** START OF Input records **
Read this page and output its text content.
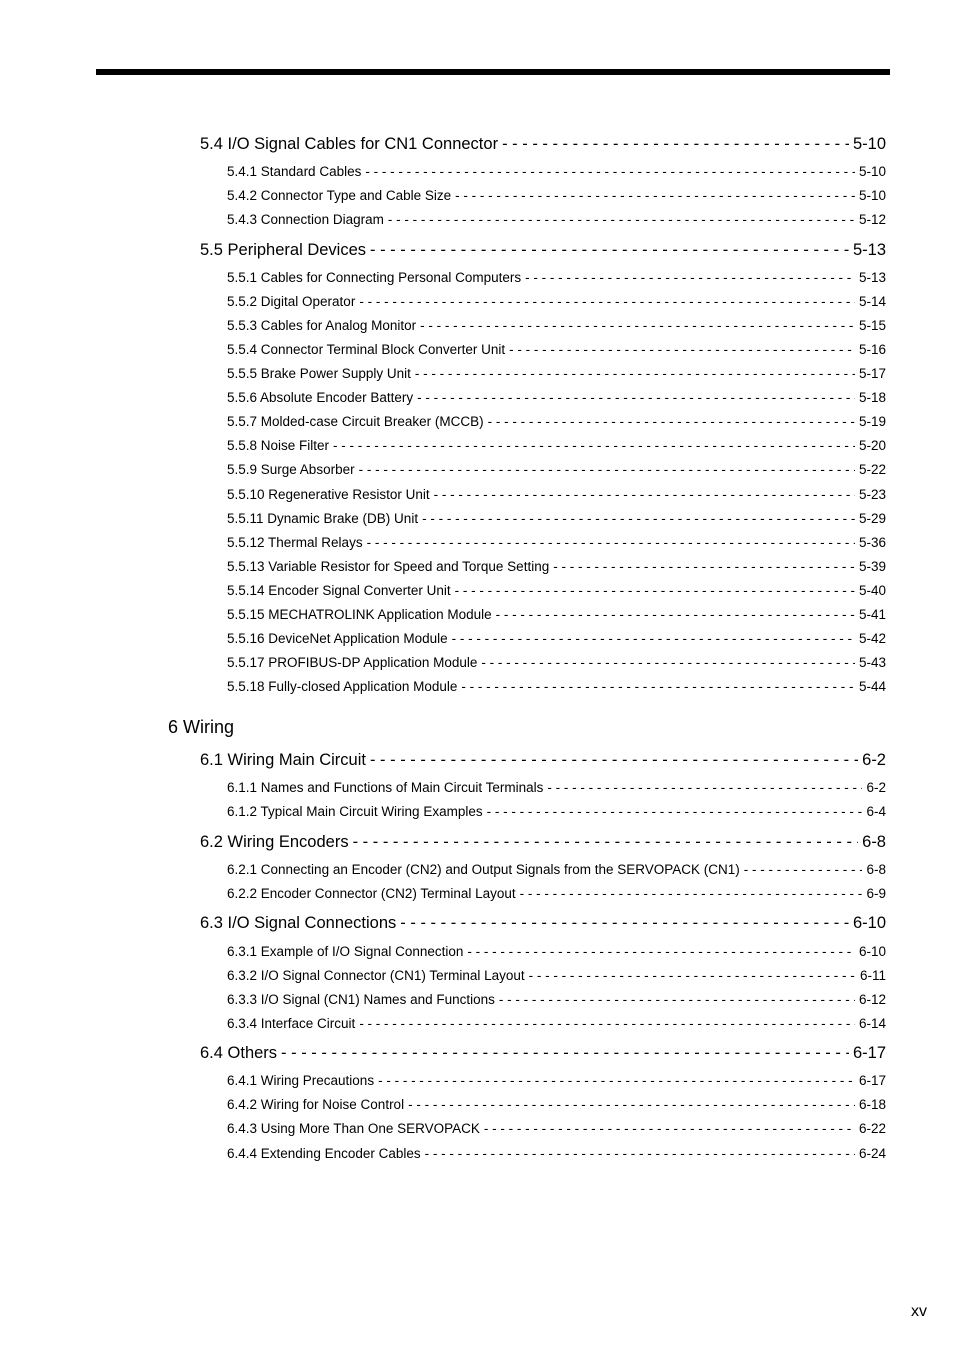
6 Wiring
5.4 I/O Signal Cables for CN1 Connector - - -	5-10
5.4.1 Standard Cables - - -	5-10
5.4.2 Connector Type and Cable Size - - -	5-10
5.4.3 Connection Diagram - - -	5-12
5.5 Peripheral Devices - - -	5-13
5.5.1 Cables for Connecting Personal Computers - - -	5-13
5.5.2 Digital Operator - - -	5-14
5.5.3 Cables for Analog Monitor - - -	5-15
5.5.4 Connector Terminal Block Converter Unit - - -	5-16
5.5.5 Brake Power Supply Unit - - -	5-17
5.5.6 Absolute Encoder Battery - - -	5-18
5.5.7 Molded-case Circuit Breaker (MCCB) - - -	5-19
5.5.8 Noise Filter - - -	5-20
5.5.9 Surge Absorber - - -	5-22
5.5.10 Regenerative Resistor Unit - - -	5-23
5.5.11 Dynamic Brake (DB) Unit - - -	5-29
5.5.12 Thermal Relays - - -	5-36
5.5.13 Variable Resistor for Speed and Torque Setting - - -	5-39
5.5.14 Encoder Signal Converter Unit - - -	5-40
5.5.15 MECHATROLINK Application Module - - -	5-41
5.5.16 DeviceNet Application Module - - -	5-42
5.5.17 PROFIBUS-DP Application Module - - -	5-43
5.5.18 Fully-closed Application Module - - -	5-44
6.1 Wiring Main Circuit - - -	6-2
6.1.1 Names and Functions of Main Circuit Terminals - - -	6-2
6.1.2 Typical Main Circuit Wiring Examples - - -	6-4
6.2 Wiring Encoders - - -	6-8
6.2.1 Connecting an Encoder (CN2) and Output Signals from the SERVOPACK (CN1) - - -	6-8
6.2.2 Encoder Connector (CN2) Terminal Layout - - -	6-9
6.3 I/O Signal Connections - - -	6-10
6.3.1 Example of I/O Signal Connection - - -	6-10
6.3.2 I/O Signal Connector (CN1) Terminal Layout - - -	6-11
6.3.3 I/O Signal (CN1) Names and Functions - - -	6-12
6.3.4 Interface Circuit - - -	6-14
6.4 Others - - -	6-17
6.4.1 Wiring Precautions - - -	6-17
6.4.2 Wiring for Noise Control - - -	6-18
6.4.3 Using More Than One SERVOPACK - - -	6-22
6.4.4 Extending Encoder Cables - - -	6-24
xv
** END OF Input records **
Except for the pictures, print the data above exactly.

Read this page and output its text content.
6 Wiring
5.4 I/O Signal Cables for CN1 Connector - - -	5-10
5.4.1 Standard Cables - - -	5-10
5.4.2 Connector Type and Cable Size - - -	5-10
5.4.3 Connection Diagram - - -	5-12
5.5 Peripheral Devices - - -	5-13
5.5.1 Cables for Connecting Personal Computers - - -	5-13
5.5.2 Digital Operator - - -	5-14
5.5.3 Cables for Analog Monitor - - -	5-15
5.5.4 Connector Terminal Block Converter Unit - - -	5-16
5.5.5 Brake Power Supply Unit - - -	5-17
5.5.6 Absolute Encoder Battery - - -	5-18
5.5.7 Molded-case Circuit Breaker (MCCB) - - -	5-19
5.5.8 Noise Filter - - -	5-20
5.5.9 Surge Absorber - - -	5-22
5.5.10 Regenerative Resistor Unit - - -	5-23
5.5.11 Dynamic Brake (DB) Unit - - -	5-29
5.5.12 Thermal Relays - - -	5-36
5.5.13 Variable Resistor for Speed and Torque Setting - - -	5-39
5.5.14 Encoder Signal Converter Unit - - -	5-40
5.5.15 MECHATROLINK Application Module - - -	5-41
5.5.16 DeviceNet Application Module - - -	5-42
5.5.17 PROFIBUS-DP Application Module - - -	5-43
5.5.18 Fully-closed Application Module - - -	5-44
6.1 Wiring Main Circuit - - -	6-2
6.1.1 Names and Functions of Main Circuit Terminals - - -	6-2
6.1.2 Typical Main Circuit Wiring Examples - - -	6-4
6.2 Wiring Encoders - - -	6-8
6.2.1 Connecting an Encoder (CN2) and Output Signals from the SERVOPACK (CN1) - - -	6-8
6.2.2 Encoder Connector (CN2) Terminal Layout - - -	6-9
6.3 I/O Signal Connections - - -	6-10
6.3.1 Example of I/O Signal Connection - - -	6-10
6.3.2 I/O Signal Connector (CN1) Terminal Layout - - -	6-11
6.3.3 I/O Signal (CN1) Names and Functions - - -	6-12
6.3.4 Interface Circuit - - -	6-14
6.4 Others - - -	6-17
6.4.1 Wiring Precautions - - -	6-17
6.4.2 Wiring for Noise Control - - -	6-18
6.4.3 Using More Than One SERVOPACK - - -	6-22
6.4.4 Extending Encoder Cables - - -	6-24
xv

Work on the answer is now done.